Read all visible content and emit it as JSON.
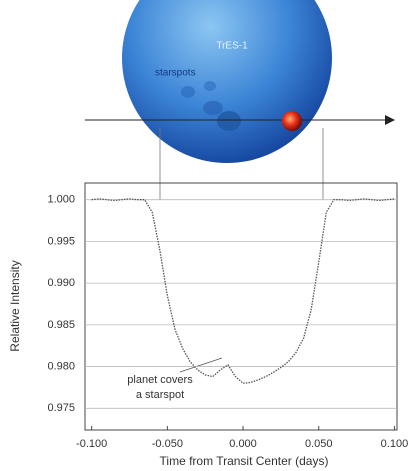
{
  "diagram": {
    "star_label": "TrES-1",
    "spots_label": "starspots"
  },
  "chart_data": {
    "type": "line",
    "y_label": "Relative Intensity",
    "x_label": "Time from Transit Center (days)",
    "annotation": [
      "planet covers",
      "a starspot"
    ],
    "color": "#555555",
    "x": [
      -0.1,
      -0.095,
      -0.09,
      -0.085,
      -0.08,
      -0.075,
      -0.07,
      -0.065,
      -0.06,
      -0.055,
      -0.05,
      -0.045,
      -0.04,
      -0.035,
      -0.03,
      -0.025,
      -0.02,
      -0.015,
      -0.01,
      -0.005,
      0,
      0.005,
      0.01,
      0.015,
      0.02,
      0.025,
      0.03,
      0.035,
      0.04,
      0.045,
      0.05,
      0.055,
      0.06,
      0.065,
      0.07,
      0.075,
      0.08,
      0.085,
      0.09,
      0.095,
      0.1
    ],
    "values": [
      1.0,
      1.0001,
      1.0,
      0.9999,
      1.0,
      1.0001,
      1.0,
      1.0,
      0.9985,
      0.994,
      0.9885,
      0.9845,
      0.9822,
      0.9806,
      0.9796,
      0.979,
      0.9788,
      0.9796,
      0.9802,
      0.9788,
      0.978,
      0.9781,
      0.9784,
      0.9788,
      0.9793,
      0.9799,
      0.9806,
      0.9817,
      0.9834,
      0.9868,
      0.9925,
      0.9985,
      1.0,
      1.0,
      0.9999,
      1.0,
      1.0001,
      1.0,
      0.9999,
      1.0,
      1.0001
    ],
    "xlim": [
      -0.1044,
      0.1017
    ],
    "ylim": [
      0.9724,
      1.002
    ],
    "xticks": [
      {
        "value": -0.1,
        "label": "-0.100"
      },
      {
        "value": -0.05,
        "label": "-0.050"
      },
      {
        "value": 0,
        "label": "0.000"
      },
      {
        "value": 0.05,
        "label": "0.050"
      },
      {
        "value": 0.1,
        "label": "0.100"
      }
    ],
    "yticks": [
      {
        "value": 0.975,
        "label": "0.975"
      },
      {
        "value": 0.98,
        "label": "0.980"
      },
      {
        "value": 0.985,
        "label": "0.985"
      },
      {
        "value": 0.99,
        "label": "0.990"
      },
      {
        "value": 0.995,
        "label": "0.995"
      },
      {
        "value": 1.0,
        "label": "1.000"
      }
    ],
    "grid": true
  }
}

----------------

*Task description*
Omitting all images, retype each line of the records precisely.

*Worked answer*
Read all visible content and emit it as JSON.
{
  "diagram": {
    "star_label": "TrES-1",
    "spots_label": "starspots"
  },
  "chart_data": {
    "type": "line",
    "y_label": "Relative Intensity",
    "x_label": "Time from Transit Center (days)",
    "annotation": [
      "planet covers",
      "a starspot"
    ],
    "color": "#555555",
    "x": [
      -0.1,
      -0.095,
      -0.09,
      -0.085,
      -0.08,
      -0.075,
      -0.07,
      -0.065,
      -0.06,
      -0.055,
      -0.05,
      -0.045,
      -0.04,
      -0.035,
      -0.03,
      -0.025,
      -0.02,
      -0.015,
      -0.01,
      -0.005,
      0,
      0.005,
      0.01,
      0.015,
      0.02,
      0.025,
      0.03,
      0.035,
      0.04,
      0.045,
      0.05,
      0.055,
      0.06,
      0.065,
      0.07,
      0.075,
      0.08,
      0.085,
      0.09,
      0.095,
      0.1
    ],
    "values": [
      1.0,
      1.0001,
      1.0,
      0.9999,
      1.0,
      1.0001,
      1.0,
      1.0,
      0.9985,
      0.994,
      0.9885,
      0.9845,
      0.9822,
      0.9806,
      0.9796,
      0.979,
      0.9788,
      0.9796,
      0.9802,
      0.9788,
      0.978,
      0.9781,
      0.9784,
      0.9788,
      0.9793,
      0.9799,
      0.9806,
      0.9817,
      0.9834,
      0.9868,
      0.9925,
      0.9985,
      1.0,
      1.0,
      0.9999,
      1.0,
      1.0001,
      1.0,
      0.9999,
      1.0,
      1.0001
    ],
    "xlim": [
      -0.1044,
      0.1017
    ],
    "ylim": [
      0.9724,
      1.002
    ],
    "xticks": [
      {
        "value": -0.1,
        "label": "-0.100"
      },
      {
        "value": -0.05,
        "label": "-0.050"
      },
      {
        "value": 0,
        "label": "0.000"
      },
      {
        "value": 0.05,
        "label": "0.050"
      },
      {
        "value": 0.1,
        "label": "0.100"
      }
    ],
    "yticks": [
      {
        "value": 0.975,
        "label": "0.975"
      },
      {
        "value": 0.98,
        "label": "0.980"
      },
      {
        "value": 0.985,
        "label": "0.985"
      },
      {
        "value": 0.99,
        "label": "0.990"
      },
      {
        "value": 0.995,
        "label": "0.995"
      },
      {
        "value": 1.0,
        "label": "1.000"
      }
    ],
    "grid": true
  }
}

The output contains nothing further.